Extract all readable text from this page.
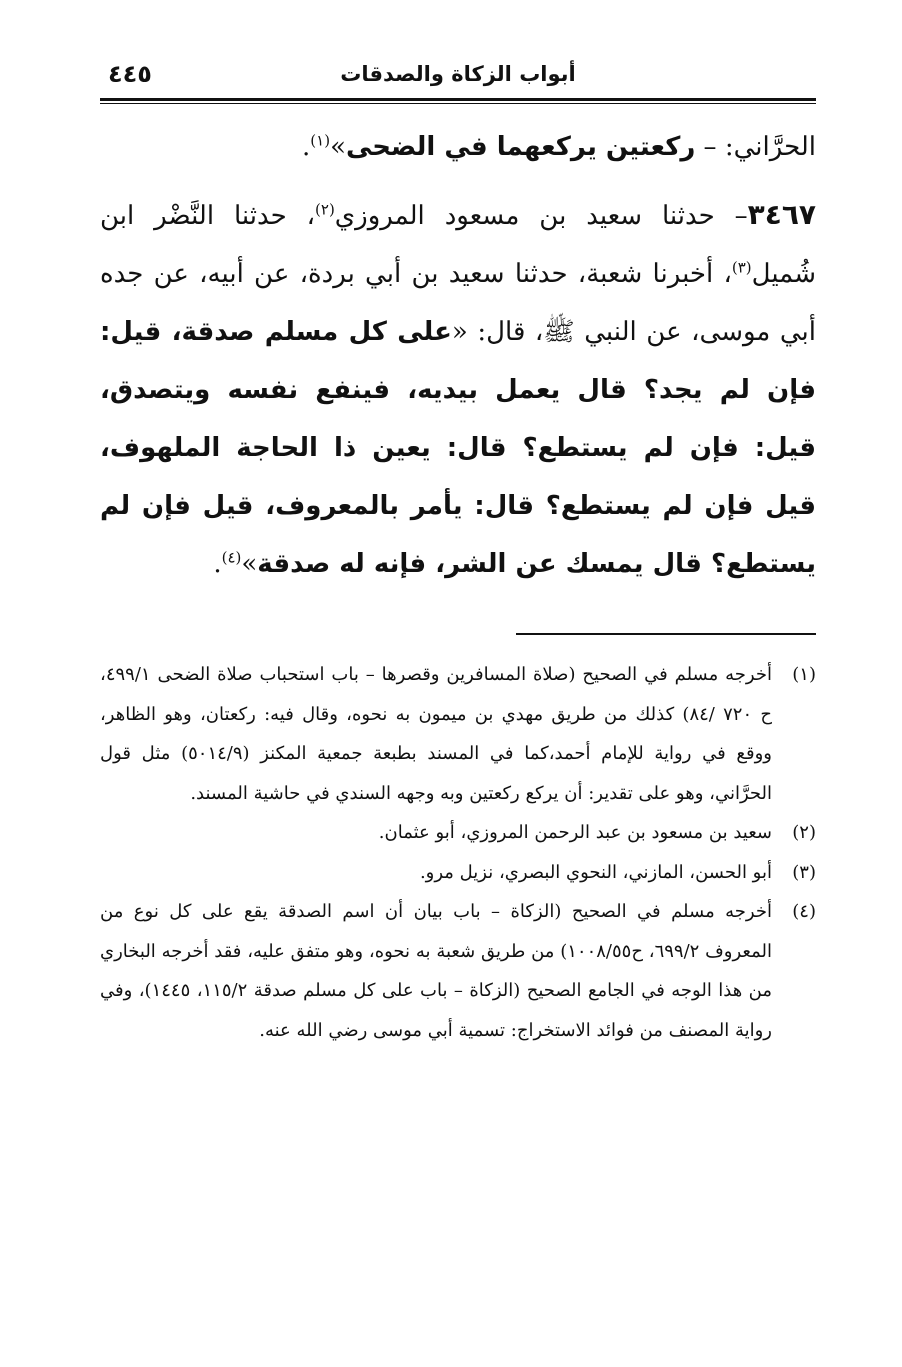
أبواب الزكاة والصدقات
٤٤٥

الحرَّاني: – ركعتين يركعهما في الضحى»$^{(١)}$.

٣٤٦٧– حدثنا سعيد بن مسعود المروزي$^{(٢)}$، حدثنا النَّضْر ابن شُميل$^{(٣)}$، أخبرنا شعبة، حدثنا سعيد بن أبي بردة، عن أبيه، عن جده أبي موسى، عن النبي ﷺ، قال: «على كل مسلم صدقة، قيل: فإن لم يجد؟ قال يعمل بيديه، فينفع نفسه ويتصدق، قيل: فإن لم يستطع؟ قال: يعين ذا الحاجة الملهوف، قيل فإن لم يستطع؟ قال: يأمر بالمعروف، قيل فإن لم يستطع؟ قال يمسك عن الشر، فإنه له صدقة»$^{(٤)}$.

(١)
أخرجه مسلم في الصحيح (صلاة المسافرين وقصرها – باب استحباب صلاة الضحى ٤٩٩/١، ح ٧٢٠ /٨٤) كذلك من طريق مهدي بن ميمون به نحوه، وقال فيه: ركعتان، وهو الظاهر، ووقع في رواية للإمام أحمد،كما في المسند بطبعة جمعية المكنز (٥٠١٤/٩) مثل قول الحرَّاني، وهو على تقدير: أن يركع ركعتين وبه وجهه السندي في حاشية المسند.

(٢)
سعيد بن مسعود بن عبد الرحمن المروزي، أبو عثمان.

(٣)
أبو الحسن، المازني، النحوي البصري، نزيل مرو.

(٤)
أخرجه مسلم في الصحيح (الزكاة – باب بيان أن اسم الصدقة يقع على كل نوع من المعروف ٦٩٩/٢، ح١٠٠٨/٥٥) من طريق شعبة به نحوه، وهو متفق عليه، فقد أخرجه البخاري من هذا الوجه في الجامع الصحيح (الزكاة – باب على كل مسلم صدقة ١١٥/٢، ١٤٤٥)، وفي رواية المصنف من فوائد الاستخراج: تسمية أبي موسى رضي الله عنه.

+--

:: What is expected ::
Across the data above, how many lines include the word "الضحى"? Give only the count.

:: Finished exercise ::
2